WHAT IS EXPECTED:
Look through the data for the string "median". Copy every line where it is found.

DATASET EXCERPTS:
=-=-=-=-=
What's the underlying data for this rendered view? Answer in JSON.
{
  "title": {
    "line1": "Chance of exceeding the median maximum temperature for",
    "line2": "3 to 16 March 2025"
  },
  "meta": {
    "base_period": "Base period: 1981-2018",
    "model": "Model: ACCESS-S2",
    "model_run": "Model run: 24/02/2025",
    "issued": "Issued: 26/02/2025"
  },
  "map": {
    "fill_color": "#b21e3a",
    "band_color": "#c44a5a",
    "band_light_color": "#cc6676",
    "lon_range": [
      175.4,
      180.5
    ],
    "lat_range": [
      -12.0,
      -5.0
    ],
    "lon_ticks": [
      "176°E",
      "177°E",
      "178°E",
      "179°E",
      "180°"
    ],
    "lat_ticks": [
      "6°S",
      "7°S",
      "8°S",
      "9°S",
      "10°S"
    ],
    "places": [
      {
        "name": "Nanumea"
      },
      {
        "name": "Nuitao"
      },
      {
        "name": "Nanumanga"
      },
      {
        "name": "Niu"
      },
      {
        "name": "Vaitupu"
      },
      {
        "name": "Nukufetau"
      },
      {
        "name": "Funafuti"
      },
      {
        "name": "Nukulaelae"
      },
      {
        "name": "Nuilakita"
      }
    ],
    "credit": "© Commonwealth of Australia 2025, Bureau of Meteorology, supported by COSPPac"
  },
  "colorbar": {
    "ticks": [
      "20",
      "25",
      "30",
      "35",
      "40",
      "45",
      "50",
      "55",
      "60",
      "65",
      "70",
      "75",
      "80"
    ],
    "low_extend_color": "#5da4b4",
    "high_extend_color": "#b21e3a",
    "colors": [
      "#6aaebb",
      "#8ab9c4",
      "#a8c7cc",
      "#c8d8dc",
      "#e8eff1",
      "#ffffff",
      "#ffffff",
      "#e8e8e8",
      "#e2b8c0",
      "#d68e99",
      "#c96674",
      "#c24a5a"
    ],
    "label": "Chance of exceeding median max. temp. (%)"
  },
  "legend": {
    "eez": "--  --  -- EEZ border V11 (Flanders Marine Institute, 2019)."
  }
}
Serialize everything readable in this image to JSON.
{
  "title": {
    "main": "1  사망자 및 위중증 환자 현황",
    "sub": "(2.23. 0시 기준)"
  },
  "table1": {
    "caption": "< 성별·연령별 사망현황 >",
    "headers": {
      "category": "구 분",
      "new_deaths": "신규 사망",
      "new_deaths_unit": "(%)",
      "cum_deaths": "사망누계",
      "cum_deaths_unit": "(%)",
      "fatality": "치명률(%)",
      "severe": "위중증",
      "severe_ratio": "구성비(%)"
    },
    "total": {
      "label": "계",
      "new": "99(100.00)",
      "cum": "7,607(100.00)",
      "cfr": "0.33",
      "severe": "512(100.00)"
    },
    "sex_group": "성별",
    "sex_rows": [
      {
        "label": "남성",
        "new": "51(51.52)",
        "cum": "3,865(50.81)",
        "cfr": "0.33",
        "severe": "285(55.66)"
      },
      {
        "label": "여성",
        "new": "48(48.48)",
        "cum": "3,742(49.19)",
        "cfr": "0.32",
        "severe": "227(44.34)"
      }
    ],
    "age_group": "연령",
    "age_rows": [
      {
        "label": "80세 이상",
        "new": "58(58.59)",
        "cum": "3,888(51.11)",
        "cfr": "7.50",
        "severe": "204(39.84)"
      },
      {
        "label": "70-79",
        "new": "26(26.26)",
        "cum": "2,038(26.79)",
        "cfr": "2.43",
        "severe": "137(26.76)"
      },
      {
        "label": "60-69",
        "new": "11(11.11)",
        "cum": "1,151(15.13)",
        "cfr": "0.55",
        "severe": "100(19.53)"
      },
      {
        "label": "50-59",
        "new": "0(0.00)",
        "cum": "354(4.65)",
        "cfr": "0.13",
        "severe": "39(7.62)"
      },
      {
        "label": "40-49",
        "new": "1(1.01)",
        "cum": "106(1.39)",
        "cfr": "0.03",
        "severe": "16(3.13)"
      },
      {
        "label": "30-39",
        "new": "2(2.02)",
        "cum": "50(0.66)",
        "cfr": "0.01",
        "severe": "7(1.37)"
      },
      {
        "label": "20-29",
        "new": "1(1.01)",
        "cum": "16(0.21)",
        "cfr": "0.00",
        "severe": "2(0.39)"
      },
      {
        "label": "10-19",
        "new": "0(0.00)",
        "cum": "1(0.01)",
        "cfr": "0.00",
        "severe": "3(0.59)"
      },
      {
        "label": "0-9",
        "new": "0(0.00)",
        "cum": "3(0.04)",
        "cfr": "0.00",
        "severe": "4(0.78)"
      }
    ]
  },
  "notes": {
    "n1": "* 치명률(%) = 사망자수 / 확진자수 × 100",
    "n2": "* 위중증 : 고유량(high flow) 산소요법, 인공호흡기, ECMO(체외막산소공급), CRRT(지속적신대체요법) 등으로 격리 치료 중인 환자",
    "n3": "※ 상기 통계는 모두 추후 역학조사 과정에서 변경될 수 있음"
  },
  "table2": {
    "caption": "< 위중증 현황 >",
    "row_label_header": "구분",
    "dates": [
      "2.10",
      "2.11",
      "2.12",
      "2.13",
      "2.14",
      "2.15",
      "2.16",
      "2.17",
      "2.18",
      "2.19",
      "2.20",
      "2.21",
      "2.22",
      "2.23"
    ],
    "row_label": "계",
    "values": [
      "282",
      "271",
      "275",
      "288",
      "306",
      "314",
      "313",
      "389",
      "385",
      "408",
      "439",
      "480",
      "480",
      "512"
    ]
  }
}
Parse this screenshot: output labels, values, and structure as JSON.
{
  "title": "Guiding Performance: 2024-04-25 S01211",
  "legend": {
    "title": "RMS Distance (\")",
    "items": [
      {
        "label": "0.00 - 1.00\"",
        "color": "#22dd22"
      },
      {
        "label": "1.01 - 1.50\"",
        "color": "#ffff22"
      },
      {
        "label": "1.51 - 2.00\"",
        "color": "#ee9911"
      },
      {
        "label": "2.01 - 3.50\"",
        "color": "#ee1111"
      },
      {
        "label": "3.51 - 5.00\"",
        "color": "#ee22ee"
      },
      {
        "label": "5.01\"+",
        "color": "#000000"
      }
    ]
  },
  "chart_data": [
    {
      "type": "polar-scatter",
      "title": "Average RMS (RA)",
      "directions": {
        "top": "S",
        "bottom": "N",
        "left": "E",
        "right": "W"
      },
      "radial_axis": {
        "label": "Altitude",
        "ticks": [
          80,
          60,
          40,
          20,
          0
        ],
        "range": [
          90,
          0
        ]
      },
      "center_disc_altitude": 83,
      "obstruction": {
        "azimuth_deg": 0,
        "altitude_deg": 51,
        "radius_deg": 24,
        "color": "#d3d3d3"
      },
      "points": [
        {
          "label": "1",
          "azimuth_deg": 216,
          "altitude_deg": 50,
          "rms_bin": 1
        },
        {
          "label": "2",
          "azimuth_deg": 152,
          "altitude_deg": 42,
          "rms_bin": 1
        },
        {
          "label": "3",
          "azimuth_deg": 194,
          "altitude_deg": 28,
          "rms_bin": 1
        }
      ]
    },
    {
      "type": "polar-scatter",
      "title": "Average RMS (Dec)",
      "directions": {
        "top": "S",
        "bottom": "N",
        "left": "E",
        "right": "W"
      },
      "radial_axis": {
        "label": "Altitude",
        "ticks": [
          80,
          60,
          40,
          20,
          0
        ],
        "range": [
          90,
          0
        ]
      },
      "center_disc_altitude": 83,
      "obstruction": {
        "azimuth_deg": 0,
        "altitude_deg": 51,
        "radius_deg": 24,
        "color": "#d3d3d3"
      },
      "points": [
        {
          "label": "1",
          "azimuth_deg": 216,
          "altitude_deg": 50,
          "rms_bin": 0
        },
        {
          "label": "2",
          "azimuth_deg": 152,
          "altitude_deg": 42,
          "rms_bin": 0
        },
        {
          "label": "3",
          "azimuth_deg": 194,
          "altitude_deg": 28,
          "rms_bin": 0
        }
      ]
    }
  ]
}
=-=-=-=-=
THE ANSWER:
    "line1": "Chance of exceeding the median maximum temperature for",
    "label": "Chance of exceeding median max. temp. (%)"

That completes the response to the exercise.